Work required: Exactly as written, quote every line that follows, skipping the images.

Source material:
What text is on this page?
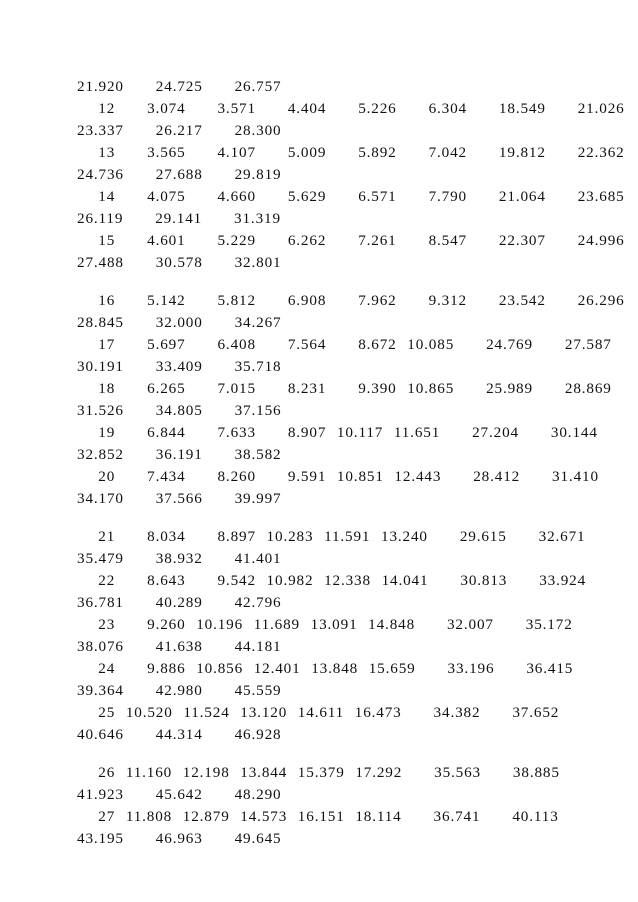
21.920   24.725   26.757
12   3.074   3.571   4.404   5.226   6.304   18.549   21.026
23.337   26.217   28.300
13   3.565   4.107   5.009   5.892   7.042   19.812   22.362
24.736   27.688   29.819
14   4.075   4.660   5.629   6.571   7.790   21.064   23.685
26.119   29.141   31.319
15   4.601   5.229   6.262   7.261   8.547   22.307   24.996
27.488   30.578   32.801
16   5.142   5.812   6.908   7.962   9.312   23.542   26.296
28.845   32.000   34.267
17   5.697   6.408   7.564   8.672 10.085   24.769   27.587
30.191   33.409   35.718
18   6.265   7.015   8.231   9.390 10.865   25.989   28.869
31.526   34.805   37.156
19   6.844   7.633   8.907 10.117 11.651   27.204   30.144
32.852   36.191   38.582
20   7.434   8.260   9.591 10.851 12.443   28.412   31.410
34.170   37.566   39.997
21   8.034   8.897 10.283 11.591 13.240   29.615   32.671
35.479   38.932   41.401
22   8.643   9.542 10.982 12.338 14.041   30.813   33.924
36.781   40.289   42.796
23   9.260 10.196 11.689 13.091 14.848   32.007   35.172
38.076   41.638   44.181
24   9.886 10.856 12.401 13.848 15.659   33.196   36.415
39.364   42.980   45.559
25 10.520 11.524 13.120 14.611 16.473   34.382   37.652
40.646   44.314   46.928
26 11.160 12.198 13.844 15.379 17.292   35.563   38.885
41.923   45.642   48.290
27 11.808 12.879 14.573 16.151 18.114   36.741   40.113
43.195   46.963   49.645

Task output:
What text is on this page?
21.920   24.725   26.757
12   3.074   3.571   4.404   5.226   6.304   18.549   21.026
23.337   26.217   28.300
13   3.565   4.107   5.009   5.892   7.042   19.812   22.362
24.736   27.688   29.819
14   4.075   4.660   5.629   6.571   7.790   21.064   23.685
26.119   29.141   31.319
15   4.601   5.229   6.262   7.261   8.547   22.307   24.996
27.488   30.578   32.801
16   5.142   5.812   6.908   7.962   9.312   23.542   26.296
28.845   32.000   34.267
17   5.697   6.408   7.564   8.672 10.085   24.769   27.587
30.191   33.409   35.718
18   6.265   7.015   8.231   9.390 10.865   25.989   28.869
31.526   34.805   37.156
19   6.844   7.633   8.907 10.117 11.651   27.204   30.144
32.852   36.191   38.582
20   7.434   8.260   9.591 10.851 12.443   28.412   31.410
34.170   37.566   39.997
21   8.034   8.897 10.283 11.591 13.240   29.615   32.671
35.479   38.932   41.401
22   8.643   9.542 10.982 12.338 14.041   30.813   33.924
36.781   40.289   42.796
23   9.260 10.196 11.689 13.091 14.848   32.007   35.172
38.076   41.638   44.181
24   9.886 10.856 12.401 13.848 15.659   33.196   36.415
39.364   42.980   45.559
25 10.520 11.524 13.120 14.611 16.473   34.382   37.652
40.646   44.314   46.928
26 11.160 12.198 13.844 15.379 17.292   35.563   38.885
41.923   45.642   48.290
27 11.808 12.879 14.573 16.151 18.114   36.741   40.113
43.195   46.963   49.645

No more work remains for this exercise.